Available data:
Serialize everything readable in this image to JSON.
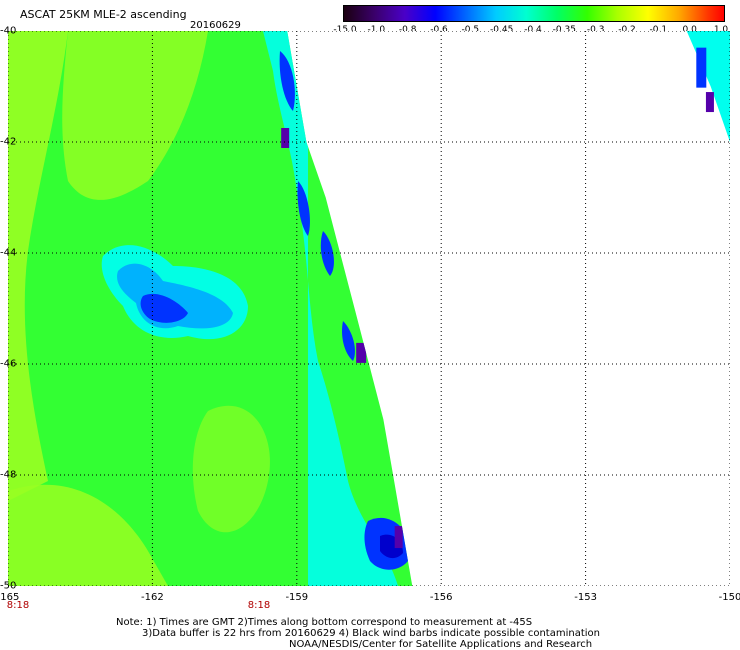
{
  "header": {
    "title": "ASCAT 25KM MLE-2 ascending",
    "date": "20160629"
  },
  "colorbar": {
    "labels": [
      "-15.0",
      "-1.0",
      "-0.8",
      "-0.6",
      "-0.5",
      "-0.45",
      "-0.4",
      "-0.35",
      "-0.3",
      "-0.2",
      "-0.1",
      "0.0",
      "1.0"
    ]
  },
  "axes": {
    "x_ticks": [
      "-165",
      "-162",
      "-159",
      "-156",
      "-153",
      "-150"
    ],
    "y_ticks": [
      "-40",
      "-42",
      "-44",
      "-46",
      "-48",
      "-50"
    ],
    "times": [
      "8:18",
      "8:18"
    ]
  },
  "notes": {
    "line1": "Note: 1) Times are GMT 2)Times along bottom correspond to measurement at -45S",
    "line2": "3)Data buffer is 22 hrs from 20160629 4) Black wind barbs indicate possible contamination",
    "line3": "NOAA/NESDIS/Center for Satellite Applications and Research"
  },
  "chart_data": {
    "type": "heatmap",
    "title": "ASCAT 25KM MLE-2 ascending",
    "xlim": [
      -165,
      -150
    ],
    "ylim": [
      -50,
      -40
    ],
    "grid": true,
    "colorscale_levels": [
      -15.0,
      -1.0,
      -0.8,
      -0.6,
      -0.5,
      -0.45,
      -0.4,
      -0.35,
      -0.3,
      -0.2,
      -0.1,
      0.0,
      1.0
    ],
    "colors": {
      "background_field": "#33ff33",
      "yellow_green": "#99ff22",
      "cyan": "#00ffee",
      "blue": "#0033ff",
      "deep_blue": "#0000cc",
      "purple": "#5500aa",
      "grid": "#000000"
    },
    "swath_edge_west": [
      {
        "lat": -40.0,
        "lon": -159.2
      },
      {
        "lat": -41.0,
        "lon": -159.0
      },
      {
        "lat": -42.0,
        "lon": -158.8
      },
      {
        "lat": -43.0,
        "lon": -158.4
      },
      {
        "lat": -44.0,
        "lon": -158.1
      },
      {
        "lat": -45.0,
        "lon": -157.8
      },
      {
        "lat": -46.0,
        "lon": -157.5
      },
      {
        "lat": -47.0,
        "lon": -157.2
      },
      {
        "lat": -48.0,
        "lon": -157.0
      },
      {
        "lat": -49.0,
        "lon": -156.8
      },
      {
        "lat": -50.0,
        "lon": -156.6
      }
    ],
    "swath_edge_east": [
      {
        "lat": -40.0,
        "lon": -150.9
      },
      {
        "lat": -41.0,
        "lon": -150.4
      },
      {
        "lat": -42.0,
        "lon": -150.0
      },
      {
        "lat": -42.6,
        "lon": -150.0
      }
    ]
  }
}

Set task:
All of the entries need to be transcribed word for word; pictures are left out.

Written solution:
Serialize everything readable in this image to JSON.
{
  "header": {
    "title": "ASCAT 25KM MLE-2 ascending",
    "date": "20160629"
  },
  "colorbar": {
    "labels": [
      "-15.0",
      "-1.0",
      "-0.8",
      "-0.6",
      "-0.5",
      "-0.45",
      "-0.4",
      "-0.35",
      "-0.3",
      "-0.2",
      "-0.1",
      "0.0",
      "1.0"
    ]
  },
  "axes": {
    "x_ticks": [
      "-165",
      "-162",
      "-159",
      "-156",
      "-153",
      "-150"
    ],
    "y_ticks": [
      "-40",
      "-42",
      "-44",
      "-46",
      "-48",
      "-50"
    ],
    "times": [
      "8:18",
      "8:18"
    ]
  },
  "notes": {
    "line1": "Note: 1) Times are GMT 2)Times along bottom correspond to measurement at -45S",
    "line2": "3)Data buffer is 22 hrs from 20160629 4) Black wind barbs indicate possible contamination",
    "line3": "NOAA/NESDIS/Center for Satellite Applications and Research"
  },
  "chart_data": {
    "type": "heatmap",
    "title": "ASCAT 25KM MLE-2 ascending",
    "xlim": [
      -165,
      -150
    ],
    "ylim": [
      -50,
      -40
    ],
    "grid": true,
    "colorscale_levels": [
      -15.0,
      -1.0,
      -0.8,
      -0.6,
      -0.5,
      -0.45,
      -0.4,
      -0.35,
      -0.3,
      -0.2,
      -0.1,
      0.0,
      1.0
    ],
    "colors": {
      "background_field": "#33ff33",
      "yellow_green": "#99ff22",
      "cyan": "#00ffee",
      "blue": "#0033ff",
      "deep_blue": "#0000cc",
      "purple": "#5500aa",
      "grid": "#000000"
    },
    "swath_edge_west": [
      {
        "lat": -40.0,
        "lon": -159.2
      },
      {
        "lat": -41.0,
        "lon": -159.0
      },
      {
        "lat": -42.0,
        "lon": -158.8
      },
      {
        "lat": -43.0,
        "lon": -158.4
      },
      {
        "lat": -44.0,
        "lon": -158.1
      },
      {
        "lat": -45.0,
        "lon": -157.8
      },
      {
        "lat": -46.0,
        "lon": -157.5
      },
      {
        "lat": -47.0,
        "lon": -157.2
      },
      {
        "lat": -48.0,
        "lon": -157.0
      },
      {
        "lat": -49.0,
        "lon": -156.8
      },
      {
        "lat": -50.0,
        "lon": -156.6
      }
    ],
    "swath_edge_east": [
      {
        "lat": -40.0,
        "lon": -150.9
      },
      {
        "lat": -41.0,
        "lon": -150.4
      },
      {
        "lat": -42.0,
        "lon": -150.0
      },
      {
        "lat": -42.6,
        "lon": -150.0
      }
    ]
  }
}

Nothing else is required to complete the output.